**Directions**
Go through the listing beneath this task and return every line that carries the string "Land".

**Records to use**
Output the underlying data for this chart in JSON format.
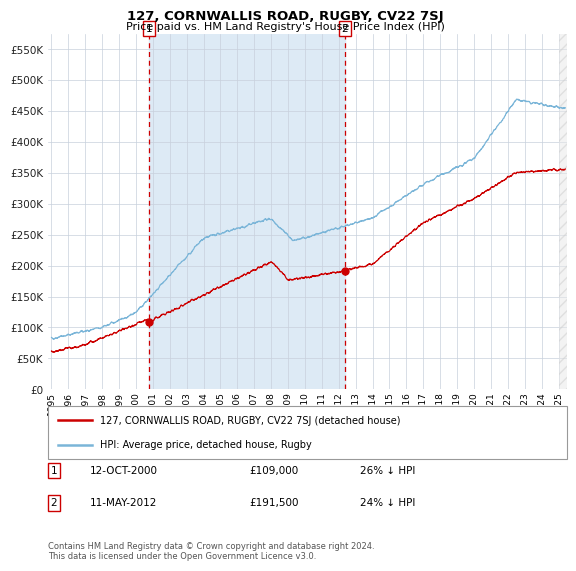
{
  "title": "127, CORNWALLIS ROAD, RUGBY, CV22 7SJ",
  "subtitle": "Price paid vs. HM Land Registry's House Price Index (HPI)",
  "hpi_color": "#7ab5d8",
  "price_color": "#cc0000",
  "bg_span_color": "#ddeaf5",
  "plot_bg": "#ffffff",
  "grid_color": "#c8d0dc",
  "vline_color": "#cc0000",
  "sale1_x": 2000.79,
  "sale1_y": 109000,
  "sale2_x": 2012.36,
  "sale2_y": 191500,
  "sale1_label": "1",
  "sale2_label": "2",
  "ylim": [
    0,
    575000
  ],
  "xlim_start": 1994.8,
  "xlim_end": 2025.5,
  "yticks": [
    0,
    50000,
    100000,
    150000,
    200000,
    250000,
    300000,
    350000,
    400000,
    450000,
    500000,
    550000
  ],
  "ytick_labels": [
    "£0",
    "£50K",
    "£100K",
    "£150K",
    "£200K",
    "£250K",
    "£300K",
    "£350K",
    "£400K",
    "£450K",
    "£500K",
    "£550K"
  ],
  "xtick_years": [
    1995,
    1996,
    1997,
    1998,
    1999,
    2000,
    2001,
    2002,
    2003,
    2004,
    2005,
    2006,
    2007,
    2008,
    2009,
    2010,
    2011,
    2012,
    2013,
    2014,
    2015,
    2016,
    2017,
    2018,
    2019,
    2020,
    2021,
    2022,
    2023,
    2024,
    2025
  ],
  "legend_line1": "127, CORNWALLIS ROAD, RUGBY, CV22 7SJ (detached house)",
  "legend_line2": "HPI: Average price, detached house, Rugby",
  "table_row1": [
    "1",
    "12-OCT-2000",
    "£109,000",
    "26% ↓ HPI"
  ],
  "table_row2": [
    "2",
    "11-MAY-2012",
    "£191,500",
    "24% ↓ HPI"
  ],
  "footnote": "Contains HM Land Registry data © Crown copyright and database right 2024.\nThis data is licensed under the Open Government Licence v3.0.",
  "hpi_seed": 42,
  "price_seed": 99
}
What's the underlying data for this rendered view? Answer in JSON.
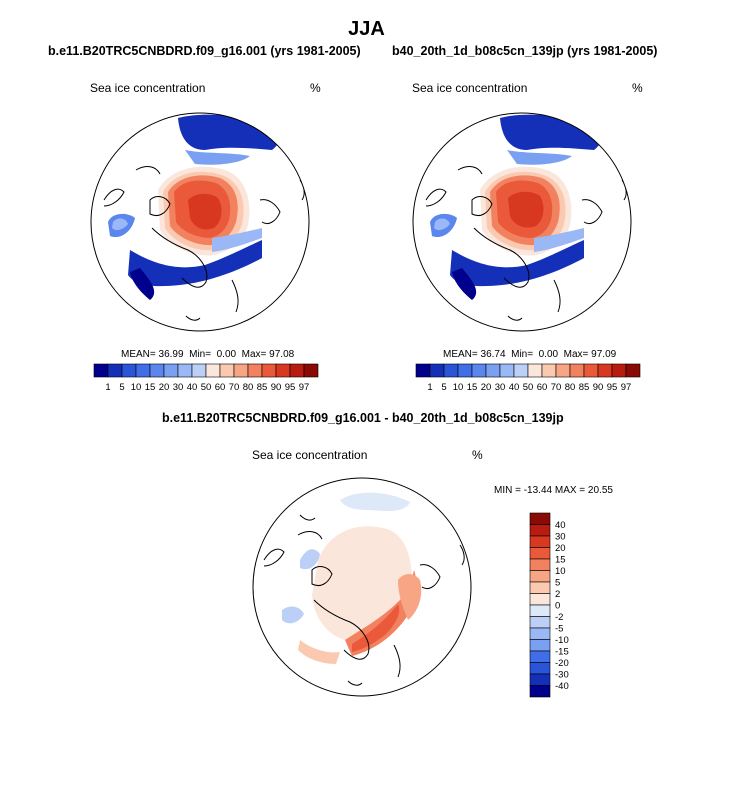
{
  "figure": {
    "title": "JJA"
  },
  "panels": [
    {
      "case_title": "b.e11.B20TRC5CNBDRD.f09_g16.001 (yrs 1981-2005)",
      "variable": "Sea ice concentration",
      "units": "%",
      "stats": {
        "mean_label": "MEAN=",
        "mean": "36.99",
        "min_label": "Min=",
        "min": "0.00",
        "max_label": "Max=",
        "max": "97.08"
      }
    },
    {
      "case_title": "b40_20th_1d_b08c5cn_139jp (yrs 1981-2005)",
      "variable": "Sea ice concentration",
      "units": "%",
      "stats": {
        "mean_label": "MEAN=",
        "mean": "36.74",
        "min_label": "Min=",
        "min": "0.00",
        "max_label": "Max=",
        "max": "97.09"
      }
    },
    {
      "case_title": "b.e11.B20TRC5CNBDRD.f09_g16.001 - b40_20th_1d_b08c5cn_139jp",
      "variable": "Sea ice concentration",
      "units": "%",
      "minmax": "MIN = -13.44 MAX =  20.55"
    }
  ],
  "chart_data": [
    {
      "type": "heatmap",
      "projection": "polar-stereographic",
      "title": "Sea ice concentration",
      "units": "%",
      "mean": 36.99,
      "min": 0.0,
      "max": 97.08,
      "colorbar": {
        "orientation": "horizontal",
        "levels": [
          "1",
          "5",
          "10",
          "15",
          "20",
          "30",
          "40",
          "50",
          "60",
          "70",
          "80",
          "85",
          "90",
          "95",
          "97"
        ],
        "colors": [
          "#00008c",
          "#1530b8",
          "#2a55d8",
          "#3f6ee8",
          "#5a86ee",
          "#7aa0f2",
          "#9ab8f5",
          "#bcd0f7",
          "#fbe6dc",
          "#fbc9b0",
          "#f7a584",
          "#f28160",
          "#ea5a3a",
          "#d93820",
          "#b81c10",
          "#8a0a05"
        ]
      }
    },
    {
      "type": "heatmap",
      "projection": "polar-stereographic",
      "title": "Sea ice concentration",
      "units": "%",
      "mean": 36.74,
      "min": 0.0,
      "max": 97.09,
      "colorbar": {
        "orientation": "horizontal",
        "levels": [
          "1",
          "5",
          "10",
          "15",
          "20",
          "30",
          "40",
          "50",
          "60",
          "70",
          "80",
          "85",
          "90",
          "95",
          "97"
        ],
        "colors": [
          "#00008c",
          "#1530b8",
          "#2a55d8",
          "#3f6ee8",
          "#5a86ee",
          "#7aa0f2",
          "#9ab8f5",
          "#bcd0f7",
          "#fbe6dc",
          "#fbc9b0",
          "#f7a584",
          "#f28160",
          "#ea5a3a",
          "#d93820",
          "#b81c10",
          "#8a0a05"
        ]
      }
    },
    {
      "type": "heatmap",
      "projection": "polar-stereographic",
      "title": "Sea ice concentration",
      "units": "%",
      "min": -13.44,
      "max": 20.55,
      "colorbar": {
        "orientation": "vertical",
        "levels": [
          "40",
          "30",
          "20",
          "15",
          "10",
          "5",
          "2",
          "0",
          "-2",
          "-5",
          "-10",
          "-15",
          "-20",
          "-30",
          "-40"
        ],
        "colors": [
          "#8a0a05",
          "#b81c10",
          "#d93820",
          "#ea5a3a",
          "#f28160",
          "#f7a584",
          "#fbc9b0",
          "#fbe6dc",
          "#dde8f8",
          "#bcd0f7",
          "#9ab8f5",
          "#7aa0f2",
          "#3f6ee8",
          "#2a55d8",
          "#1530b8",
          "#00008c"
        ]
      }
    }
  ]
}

**Solution for this problem**
  "subtitle": "Price paid vs. HM Land Registry's House Price Index (HPI)",
  "footnote": "Contains HM Land Registry data © Crown copyright and database right 2024.\nThis data is licensed under the Open Government Licence v3.0.",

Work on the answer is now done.